§ TASK DESCRIPTION
Search the material for the string "values", then return every line where it is found.

§ DATASET RECORDS
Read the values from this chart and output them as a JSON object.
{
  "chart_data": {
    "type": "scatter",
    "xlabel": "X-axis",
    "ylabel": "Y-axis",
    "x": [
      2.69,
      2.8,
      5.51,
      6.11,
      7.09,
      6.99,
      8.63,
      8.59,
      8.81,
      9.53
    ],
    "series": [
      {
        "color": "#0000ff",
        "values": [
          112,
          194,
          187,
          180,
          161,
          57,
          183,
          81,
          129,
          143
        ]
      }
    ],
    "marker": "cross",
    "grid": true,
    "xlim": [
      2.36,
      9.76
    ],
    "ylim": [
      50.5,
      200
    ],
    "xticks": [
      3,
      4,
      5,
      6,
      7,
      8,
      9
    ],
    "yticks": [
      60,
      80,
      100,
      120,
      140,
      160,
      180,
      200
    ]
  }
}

§ ANSWER BELOW
Read the values from this chart and output them as a JSON object.
        "values": [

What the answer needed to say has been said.